• [What the task requires] Provide the records once more, identical to the original.
┌─ Material for this task
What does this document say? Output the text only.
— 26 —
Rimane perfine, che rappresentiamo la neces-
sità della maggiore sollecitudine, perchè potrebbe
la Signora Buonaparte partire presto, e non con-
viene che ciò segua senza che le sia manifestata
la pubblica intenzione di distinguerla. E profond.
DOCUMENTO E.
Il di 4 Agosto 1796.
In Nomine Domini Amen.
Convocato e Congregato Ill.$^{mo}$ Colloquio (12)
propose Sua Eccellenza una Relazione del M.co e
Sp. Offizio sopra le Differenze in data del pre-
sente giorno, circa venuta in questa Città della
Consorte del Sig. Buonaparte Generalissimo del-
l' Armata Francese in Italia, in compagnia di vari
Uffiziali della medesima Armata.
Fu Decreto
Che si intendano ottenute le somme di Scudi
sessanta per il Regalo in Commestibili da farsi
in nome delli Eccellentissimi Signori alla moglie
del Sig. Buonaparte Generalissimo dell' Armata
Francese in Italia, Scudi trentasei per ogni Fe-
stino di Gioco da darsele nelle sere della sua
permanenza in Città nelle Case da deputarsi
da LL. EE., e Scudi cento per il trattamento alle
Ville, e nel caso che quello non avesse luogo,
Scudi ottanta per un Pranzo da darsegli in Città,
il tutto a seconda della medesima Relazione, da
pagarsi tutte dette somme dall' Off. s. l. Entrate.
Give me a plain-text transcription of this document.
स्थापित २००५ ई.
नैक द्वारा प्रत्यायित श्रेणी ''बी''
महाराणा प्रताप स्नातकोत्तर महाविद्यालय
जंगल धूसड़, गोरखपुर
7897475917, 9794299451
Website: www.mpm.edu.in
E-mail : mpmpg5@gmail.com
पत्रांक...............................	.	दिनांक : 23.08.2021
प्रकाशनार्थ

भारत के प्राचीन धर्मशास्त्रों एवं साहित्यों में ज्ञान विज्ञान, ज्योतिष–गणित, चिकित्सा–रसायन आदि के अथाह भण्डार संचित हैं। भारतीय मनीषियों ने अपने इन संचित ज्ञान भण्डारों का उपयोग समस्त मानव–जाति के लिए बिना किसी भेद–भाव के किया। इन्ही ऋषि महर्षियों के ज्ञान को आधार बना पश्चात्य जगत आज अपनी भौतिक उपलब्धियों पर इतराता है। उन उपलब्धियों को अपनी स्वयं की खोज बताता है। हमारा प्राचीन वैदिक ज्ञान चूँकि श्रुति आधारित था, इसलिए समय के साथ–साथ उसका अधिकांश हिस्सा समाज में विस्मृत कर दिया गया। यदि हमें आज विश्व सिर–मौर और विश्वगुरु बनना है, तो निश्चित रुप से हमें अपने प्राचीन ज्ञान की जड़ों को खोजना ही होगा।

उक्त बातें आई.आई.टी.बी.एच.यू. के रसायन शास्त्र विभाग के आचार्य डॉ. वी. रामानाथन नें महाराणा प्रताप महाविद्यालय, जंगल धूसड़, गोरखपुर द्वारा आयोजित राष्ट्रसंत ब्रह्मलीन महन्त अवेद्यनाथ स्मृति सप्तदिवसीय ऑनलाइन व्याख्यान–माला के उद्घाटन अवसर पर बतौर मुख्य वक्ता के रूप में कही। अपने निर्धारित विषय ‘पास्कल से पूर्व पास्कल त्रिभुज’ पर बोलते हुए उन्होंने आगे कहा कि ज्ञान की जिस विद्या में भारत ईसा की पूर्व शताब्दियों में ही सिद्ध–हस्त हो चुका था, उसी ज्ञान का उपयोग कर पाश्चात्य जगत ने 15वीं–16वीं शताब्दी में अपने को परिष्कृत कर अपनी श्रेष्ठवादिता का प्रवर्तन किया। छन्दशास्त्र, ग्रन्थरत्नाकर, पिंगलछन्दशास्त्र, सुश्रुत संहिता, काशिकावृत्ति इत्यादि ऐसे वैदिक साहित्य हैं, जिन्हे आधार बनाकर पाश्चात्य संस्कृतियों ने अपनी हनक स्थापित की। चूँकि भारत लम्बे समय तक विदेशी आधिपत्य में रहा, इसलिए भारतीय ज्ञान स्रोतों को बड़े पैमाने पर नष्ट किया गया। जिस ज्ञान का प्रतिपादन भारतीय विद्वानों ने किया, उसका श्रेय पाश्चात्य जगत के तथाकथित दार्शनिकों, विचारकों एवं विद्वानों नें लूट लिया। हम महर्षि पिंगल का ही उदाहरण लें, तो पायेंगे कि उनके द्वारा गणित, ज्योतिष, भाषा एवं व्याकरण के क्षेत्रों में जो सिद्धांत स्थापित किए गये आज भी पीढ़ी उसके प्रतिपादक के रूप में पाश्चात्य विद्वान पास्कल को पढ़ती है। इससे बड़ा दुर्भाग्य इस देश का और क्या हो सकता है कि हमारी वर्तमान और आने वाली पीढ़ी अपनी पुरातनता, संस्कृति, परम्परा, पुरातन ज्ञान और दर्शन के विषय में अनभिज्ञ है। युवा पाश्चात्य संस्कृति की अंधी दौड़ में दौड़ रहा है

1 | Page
└─
• [Final answer]
What does this document say? Output the text only.
— 26 —
Rimane perfine, che rappresentiamo la neces-
sità della maggiore sollecitudine, perchè potrebbe
la Signora Buonaparte partire presto, e non con-
viene che ciò segua senza che le sia manifestata
la pubblica intenzione di distinguerla. E profond.
DOCUMENTO E.
Il di 4 Agosto 1796.
In Nomine Domini Amen.
Convocato e Congregato Ill.$^{mo}$ Colloquio (12)
propose Sua Eccellenza una Relazione del M.co e
Sp. Offizio sopra le Differenze in data del pre-
sente giorno, circa venuta in questa Città della
Consorte del Sig. Buonaparte Generalissimo del-
l' Armata Francese in Italia, in compagnia di vari
Uffiziali della medesima Armata.
Fu Decreto
Che si intendano ottenute le somme di Scudi
sessanta per il Regalo in Commestibili da farsi
in nome delli Eccellentissimi Signori alla moglie
del Sig. Buonaparte Generalissimo dell' Armata
Francese in Italia, Scudi trentasei per ogni Fe-
stino di Gioco da darsele nelle sere della sua
permanenza in Città nelle Case da deputarsi
da LL. EE., e Scudi cento per il trattamento alle
Ville, e nel caso che quello non avesse luogo,
Scudi ottanta per un Pranzo da darsegli in Città,
il tutto a seconda della medesima Relazione, da
pagarsi tutte dette somme dall' Off. s. l. Entrate.
Give me a plain-text transcription of this document.
स्थापित २००५ ई.
नैक द्वारा प्रत्यायित श्रेणी ''बी''
महाराणा प्रताप स्नातकोत्तर महाविद्यालय
जंगल धूसड़, गोरखपुर
7897475917, 9794299451
Website: www.mpm.edu.in
E-mail : mpmpg5@gmail.com
पत्रांक...............................	.	दिनांक : 23.08.2021
प्रकाशनार्थ

भारत के प्राचीन धर्मशास्त्रों एवं साहित्यों में ज्ञान विज्ञान, ज्योतिष–गणित, चिकित्सा–रसायन आदि के अथाह भण्डार संचित हैं। भारतीय मनीषियों ने अपने इन संचित ज्ञान भण्डारों का उपयोग समस्त मानव–जाति के लिए बिना किसी भेद–भाव के किया। इन्ही ऋषि महर्षियों के ज्ञान को आधार बना पश्चात्य जगत आज अपनी भौतिक उपलब्धियों पर इतराता है। उन उपलब्धियों को अपनी स्वयं की खोज बताता है। हमारा प्राचीन वैदिक ज्ञान चूँकि श्रुति आधारित था, इसलिए समय के साथ–साथ उसका अधिकांश हिस्सा समाज में विस्मृत कर दिया गया। यदि हमें आज विश्व सिर–मौर और विश्वगुरु बनना है, तो निश्चित रुप से हमें अपने प्राचीन ज्ञान की जड़ों को खोजना ही होगा।

उक्त बातें आई.आई.टी.बी.एच.यू. के रसायन शास्त्र विभाग के आचार्य डॉ. वी. रामानाथन नें महाराणा प्रताप महाविद्यालय, जंगल धूसड़, गोरखपुर द्वारा आयोजित राष्ट्रसंत ब्रह्मलीन महन्त अवेद्यनाथ स्मृति सप्तदिवसीय ऑनलाइन व्याख्यान–माला के उद्घाटन अवसर पर बतौर मुख्य वक्ता के रूप में कही। अपने निर्धारित विषय ‘पास्कल से पूर्व पास्कल त्रिभुज’ पर बोलते हुए उन्होंने आगे कहा कि ज्ञान की जिस विद्या में भारत ईसा की पूर्व शताब्दियों में ही सिद्ध–हस्त हो चुका था, उसी ज्ञान का उपयोग कर पाश्चात्य जगत ने 15वीं–16वीं शताब्दी में अपने को परिष्कृत कर अपनी श्रेष्ठवादिता का प्रवर्तन किया। छन्दशास्त्र, ग्रन्थरत्नाकर, पिंगलछन्दशास्त्र, सुश्रुत संहिता, काशिकावृत्ति इत्यादि ऐसे वैदिक साहित्य हैं, जिन्हे आधार बनाकर पाश्चात्य संस्कृतियों ने अपनी हनक स्थापित की। चूँकि भारत लम्बे समय तक विदेशी आधिपत्य में रहा, इसलिए भारतीय ज्ञान स्रोतों को बड़े पैमाने पर नष्ट किया गया। जिस ज्ञान का प्रतिपादन भारतीय विद्वानों ने किया, उसका श्रेय पाश्चात्य जगत के तथाकथित दार्शनिकों, विचारकों एवं विद्वानों नें लूट लिया। हम महर्षि पिंगल का ही उदाहरण लें, तो पायेंगे कि उनके द्वारा गणित, ज्योतिष, भाषा एवं व्याकरण के क्षेत्रों में जो सिद्धांत स्थापित किए गये आज भी पीढ़ी उसके प्रतिपादक के रूप में पाश्चात्य विद्वान पास्कल को पढ़ती है। इससे बड़ा दुर्भाग्य इस देश का और क्या हो सकता है कि हमारी वर्तमान और आने वाली पीढ़ी अपनी पुरातनता, संस्कृति, परम्परा, पुरातन ज्ञान और दर्शन के विषय में अनभिज्ञ है। युवा पाश्चात्य संस्कृति की अंधी दौड़ में दौड़ रहा है

1 | Page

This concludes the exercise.